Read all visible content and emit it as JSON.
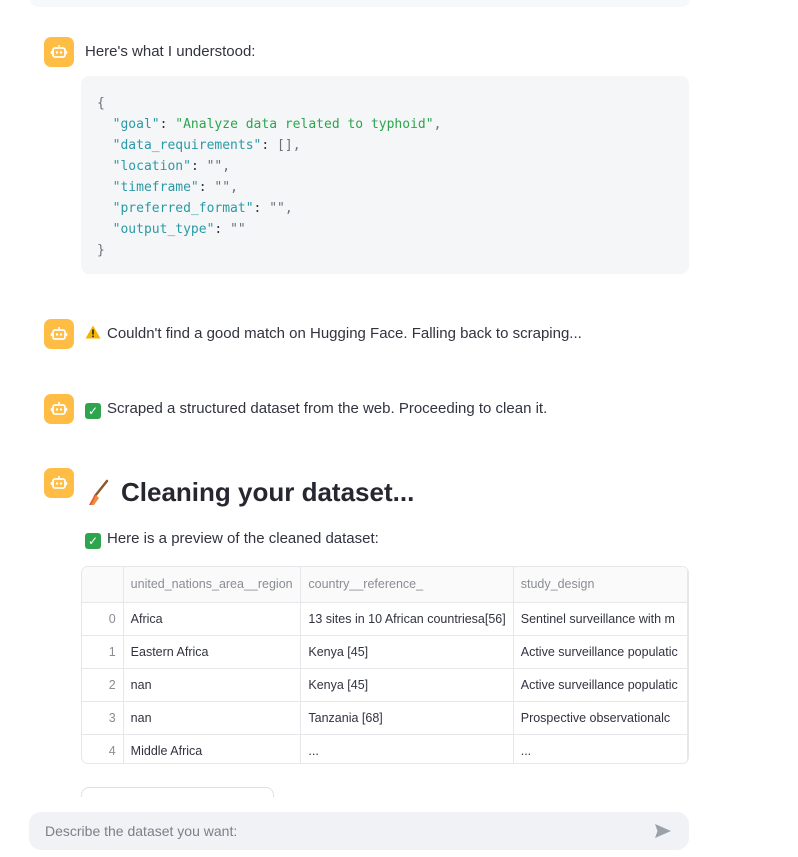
{
  "chat": {
    "understood": "Here's what I understood:",
    "code_lines": [
      {
        "type": "brace",
        "text": "{"
      },
      {
        "type": "kv",
        "key": "\"goal\"",
        "value": "\"Analyze data related to typhoid\"",
        "vclass": "s",
        "tail": ","
      },
      {
        "type": "kv",
        "key": "\"data_requirements\"",
        "value": "[]",
        "vclass": "p",
        "tail": ","
      },
      {
        "type": "kv",
        "key": "\"location\"",
        "value": "\"\"",
        "vclass": "p",
        "tail": ","
      },
      {
        "type": "kv",
        "key": "\"timeframe\"",
        "value": "\"\"",
        "vclass": "p",
        "tail": ","
      },
      {
        "type": "kv",
        "key": "\"preferred_format\"",
        "value": "\"\"",
        "vclass": "p",
        "tail": ","
      },
      {
        "type": "kv",
        "key": "\"output_type\"",
        "value": "\"\"",
        "vclass": "p",
        "tail": ""
      },
      {
        "type": "brace",
        "text": "}"
      }
    ],
    "warning_msg": "Couldn't find a good match on Hugging Face. Falling back to scraping...",
    "scraped_msg": "Scraped a structured dataset from the web. Proceeding to clean it.",
    "cleaning_heading": "Cleaning your dataset...",
    "preview_msg": "Here is a preview of the cleaned dataset:"
  },
  "table": {
    "columns": [
      "",
      "united_nations_area__region",
      "country__reference_",
      "study_design"
    ],
    "rows": [
      [
        "0",
        "Africa",
        "13 sites in 10 African countriesa[56]",
        "Sentinel surveillance with m"
      ],
      [
        "1",
        "Eastern Africa",
        "Kenya [45]",
        "Active surveillance populatic"
      ],
      [
        "2",
        "nan",
        "Kenya [45]",
        "Active surveillance populatic"
      ],
      [
        "3",
        "nan",
        "Tanzania [68]",
        "Prospective observationalc"
      ],
      [
        "4",
        "Middle Africa",
        "...",
        "..."
      ]
    ]
  },
  "input": {
    "placeholder": "Describe the dataset you want:"
  },
  "colors": {
    "avatar_bg": "#ffbd45",
    "check_green": "#2ea44f",
    "code_key": "#2b9aa6",
    "code_string": "#2ea44f"
  },
  "icons": {
    "avatar": "robot-icon",
    "warning": "warning-icon",
    "check": "check-icon",
    "broom": "broom-icon",
    "send": "send-icon"
  }
}
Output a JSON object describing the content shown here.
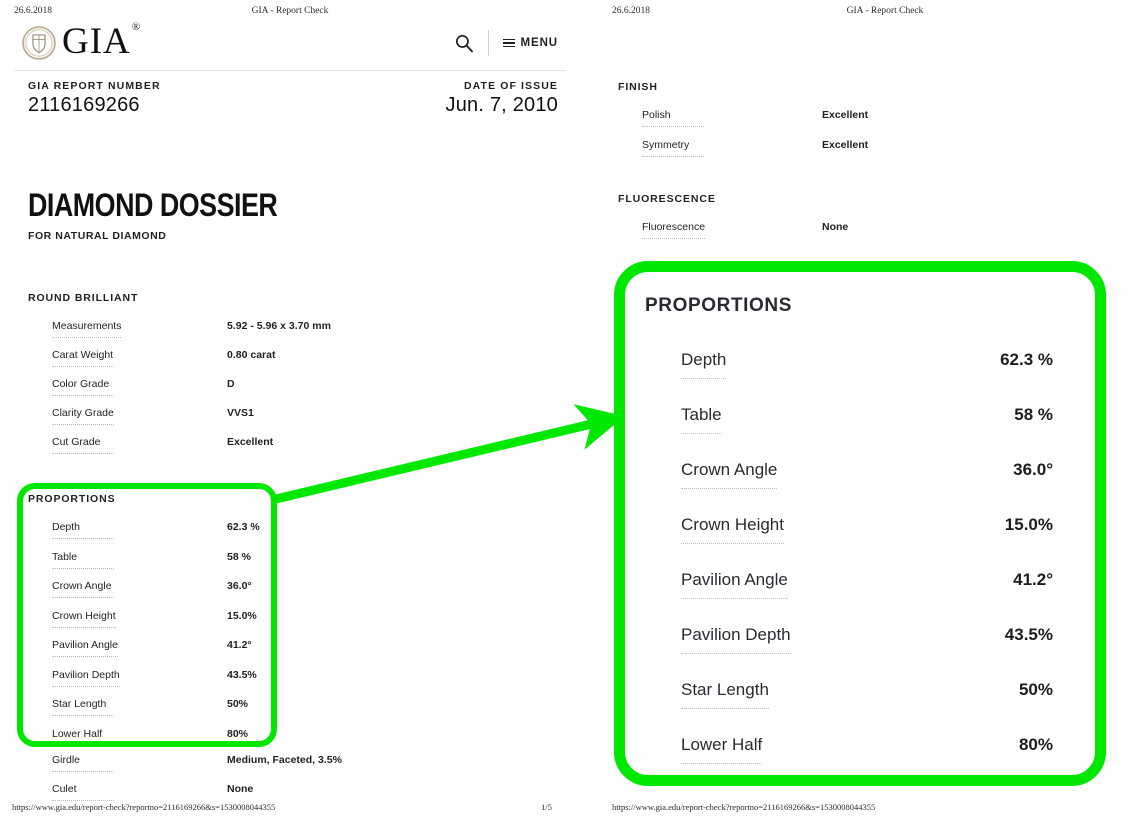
{
  "theme": {
    "highlight_green": "#00e800",
    "text_dark": "#231f20",
    "dotted_rule": "#b9b9b9"
  },
  "print_header": {
    "date": "26.6.2018",
    "title": "GIA - Report Check"
  },
  "print_footer": {
    "url": "https://www.gia.edu/report-check?reportno=2116169266&s=1530008044355",
    "page": "1/5"
  },
  "masthead": {
    "brand": "GIA",
    "brand_mark": "®",
    "seal_icon": "gia-seal-icon",
    "search_icon": "search-icon",
    "menu_icon": "hamburger-menu-icon",
    "menu_label": "MENU"
  },
  "report_meta": {
    "number_label": "GIA REPORT NUMBER",
    "number_value": "2116169266",
    "date_label": "DATE OF ISSUE",
    "date_value": "Jun. 7, 2010"
  },
  "dossier": {
    "title": "DIAMOND DOSSIER",
    "subtitle": "FOR NATURAL DIAMOND"
  },
  "shape_section": {
    "heading": "ROUND BRILLIANT",
    "rows": [
      {
        "label": "Measurements",
        "value": "5.92 - 5.96 x 3.70 mm"
      },
      {
        "label": "Carat Weight",
        "value": "0.80 carat"
      },
      {
        "label": "Color Grade",
        "value": "D"
      },
      {
        "label": "Clarity Grade",
        "value": "VVS1"
      },
      {
        "label": "Cut Grade",
        "value": "Excellent"
      }
    ]
  },
  "proportions_section": {
    "heading": "PROPORTIONS",
    "rows": [
      {
        "label": "Depth",
        "value": "62.3 %"
      },
      {
        "label": "Table",
        "value": "58 %"
      },
      {
        "label": "Crown Angle",
        "value": "36.0°"
      },
      {
        "label": "Crown Height",
        "value": "15.0%"
      },
      {
        "label": "Pavilion Angle",
        "value": "41.2°"
      },
      {
        "label": "Pavilion Depth",
        "value": "43.5%"
      },
      {
        "label": "Star Length",
        "value": "50%"
      },
      {
        "label": "Lower Half",
        "value": "80%"
      }
    ]
  },
  "tail_section": {
    "rows": [
      {
        "label": "Girdle",
        "value": "Medium, Faceted, 3.5%"
      },
      {
        "label": "Culet",
        "value": "None"
      }
    ]
  },
  "finish_section": {
    "heading": "FINISH",
    "rows": [
      {
        "label": "Polish",
        "value": "Excellent"
      },
      {
        "label": "Symmetry",
        "value": "Excellent"
      }
    ]
  },
  "fluorescence_section": {
    "heading": "FLUORESCENCE",
    "rows": [
      {
        "label": "Fluorescence",
        "value": "None"
      }
    ]
  },
  "callout": {
    "heading": "PROPORTIONS",
    "rows": [
      {
        "label": "Depth",
        "value": "62.3 %"
      },
      {
        "label": "Table",
        "value": "58 %"
      },
      {
        "label": "Crown Angle",
        "value": "36.0°"
      },
      {
        "label": "Crown Height",
        "value": "15.0%"
      },
      {
        "label": "Pavilion Angle",
        "value": "41.2°"
      },
      {
        "label": "Pavilion Depth",
        "value": "43.5%"
      },
      {
        "label": "Star Length",
        "value": "50%"
      },
      {
        "label": "Lower Half",
        "value": "80%"
      }
    ]
  }
}
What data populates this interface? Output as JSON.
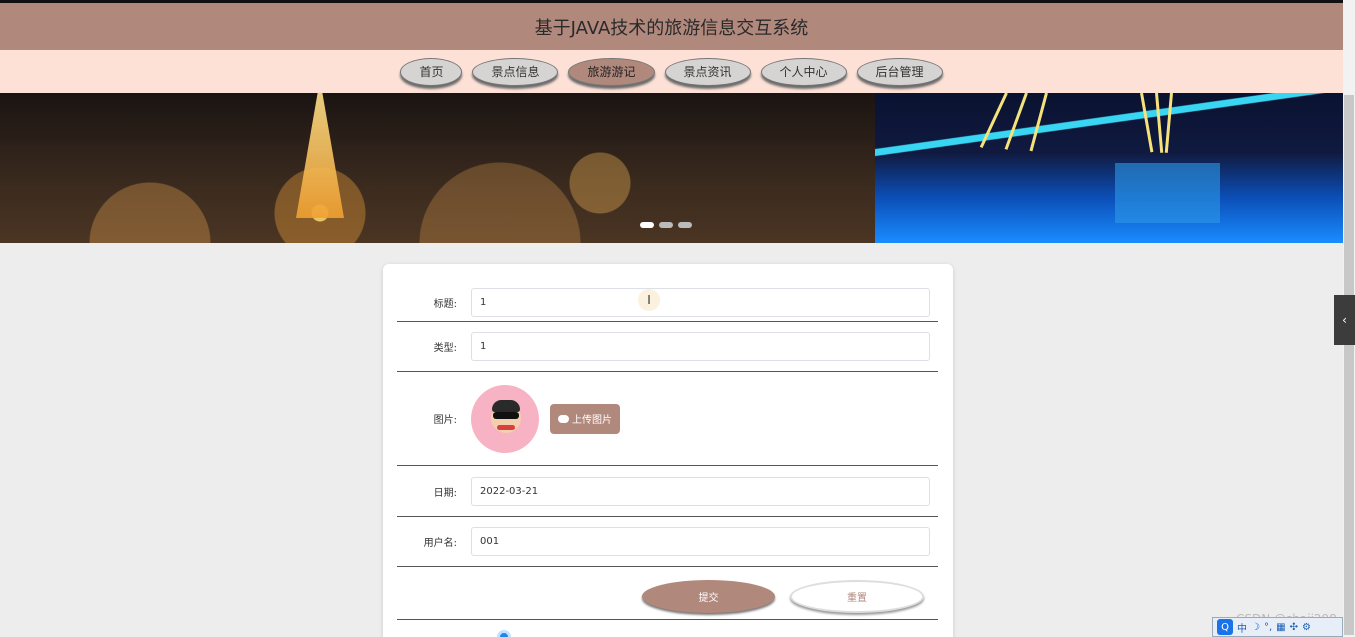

Task statement
Leaving all pictures aside, quote each record exactly.

Written response
Read all visible content and emit it as JSON.
{
  "chat": {
    "understood": "Here's what I understood:",
    "code_lines": [
      {
        "type": "brace",
        "text": "{"
      },
      {
        "type": "kv",
        "key": "\"goal\"",
        "value": "\"Analyze data related to typhoid\"",
        "vclass": "s",
        "tail": ","
      },
      {
        "type": "kv",
        "key": "\"data_requirements\"",
        "value": "[]",
        "vclass": "p",
        "tail": ","
      },
      {
        "type": "kv",
        "key": "\"location\"",
        "value": "\"\"",
        "vclass": "p",
        "tail": ","
      },
      {
        "type": "kv",
        "key": "\"timeframe\"",
        "value": "\"\"",
        "vclass": "p",
        "tail": ","
      },
      {
        "type": "kv",
        "key": "\"preferred_format\"",
        "value": "\"\"",
        "vclass": "p",
        "tail": ","
      },
      {
        "type": "kv",
        "key": "\"output_type\"",
        "value": "\"\"",
        "vclass": "p",
        "tail": ""
      },
      {
        "type": "brace",
        "text": "}"
      }
    ],
    "warning_msg": "Couldn't find a good match on Hugging Face. Falling back to scraping...",
    "scraped_msg": "Scraped a structured dataset from the web. Proceeding to clean it.",
    "cleaning_heading": "Cleaning your dataset...",
    "preview_msg": "Here is a preview of the cleaned dataset:"
  },
  "table": {
    "columns": [
      "",
      "united_nations_area__region",
      "country__reference_",
      "study_design"
    ],
    "rows": [
      [
        "0",
        "Africa",
        "13 sites in 10 African countriesa[56]",
        "Sentinel surveillance with m"
      ],
      [
        "1",
        "Eastern Africa",
        "Kenya [45]",
        "Active surveillance populatic"
      ],
      [
        "2",
        "nan",
        "Kenya [45]",
        "Active surveillance populatic"
      ],
      [
        "3",
        "nan",
        "Tanzania [68]",
        "Prospective observationalc"
      ],
      [
        "4",
        "Middle Africa",
        "...",
        "..."
      ]
    ]
  },
  "input": {
    "placeholder": "Describe the dataset you want:"
  },
  "colors": {
    "avatar_bg": "#ffbd45",
    "check_green": "#2ea44f",
    "code_key": "#2b9aa6",
    "code_string": "#2ea44f"
  },
  "icons": {
    "avatar": "robot-icon",
    "warning": "warning-icon",
    "check": "check-icon",
    "broom": "broom-icon",
    "send": "send-icon"
  }
}
Output a JSON object describing the content shown here.
{
  "theme": {
    "highlight_green": "#00e800",
    "text_dark": "#231f20",
    "dotted_rule": "#b9b9b9"
  },
  "print_header": {
    "date": "26.6.2018",
    "title": "GIA - Report Check"
  },
  "print_footer": {
    "url": "https://www.gia.edu/report-check?reportno=2116169266&s=1530008044355",
    "page": "1/5"
  },
  "masthead": {
    "brand": "GIA",
    "brand_mark": "®",
    "seal_icon": "gia-seal-icon",
    "search_icon": "search-icon",
    "menu_icon": "hamburger-menu-icon",
    "menu_label": "MENU"
  },
  "report_meta": {
    "number_label": "GIA REPORT NUMBER",
    "number_value": "2116169266",
    "date_label": "DATE OF ISSUE",
    "date_value": "Jun. 7, 2010"
  },
  "dossier": {
    "title": "DIAMOND DOSSIER",
    "subtitle": "FOR NATURAL DIAMOND"
  },
  "shape_section": {
    "heading": "ROUND BRILLIANT",
    "rows": [
      {
        "label": "Measurements",
        "value": "5.92 - 5.96 x 3.70 mm"
      },
      {
        "label": "Carat Weight",
        "value": "0.80 carat"
      },
      {
        "label": "Color Grade",
        "value": "D"
      },
      {
        "label": "Clarity Grade",
        "value": "VVS1"
      },
      {
        "label": "Cut Grade",
        "value": "Excellent"
      }
    ]
  },
  "proportions_section": {
    "heading": "PROPORTIONS",
    "rows": [
      {
        "label": "Depth",
        "value": "62.3 %"
      },
      {
        "label": "Table",
        "value": "58 %"
      },
      {
        "label": "Crown Angle",
        "value": "36.0°"
      },
      {
        "label": "Crown Height",
        "value": "15.0%"
      },
      {
        "label": "Pavilion Angle",
        "value": "41.2°"
      },
      {
        "label": "Pavilion Depth",
        "value": "43.5%"
      },
      {
        "label": "Star Length",
        "value": "50%"
      },
      {
        "label": "Lower Half",
        "value": "80%"
      }
    ]
  },
  "tail_section": {
    "rows": [
      {
        "label": "Girdle",
        "value": "Medium, Faceted, 3.5%"
      },
      {
        "label": "Culet",
        "value": "None"
      }
    ]
  },
  "finish_section": {
    "heading": "FINISH",
    "rows": [
      {
        "label": "Polish",
        "value": "Excellent"
      },
      {
        "label": "Symmetry",
        "value": "Excellent"
      }
    ]
  },
  "fluorescence_section": {
    "heading": "FLUORESCENCE",
    "rows": [
      {
        "label": "Fluorescence",
        "value": "None"
      }
    ]
  },
  "callout": {
    "heading": "PROPORTIONS",
    "rows": [
      {
        "label": "Depth",
        "value": "62.3 %"
      },
      {
        "label": "Table",
        "value": "58 %"
      },
      {
        "label": "Crown Angle",
        "value": "36.0°"
      },
      {
        "label": "Crown Height",
        "value": "15.0%"
      },
      {
        "label": "Pavilion Angle",
        "value": "41.2°"
      },
      {
        "label": "Pavilion Depth",
        "value": "43.5%"
      },
      {
        "label": "Star Length",
        "value": "50%"
      },
      {
        "label": "Lower Half",
        "value": "80%"
      }
    ]
  }
}
What data populates this interface? Output as JSON.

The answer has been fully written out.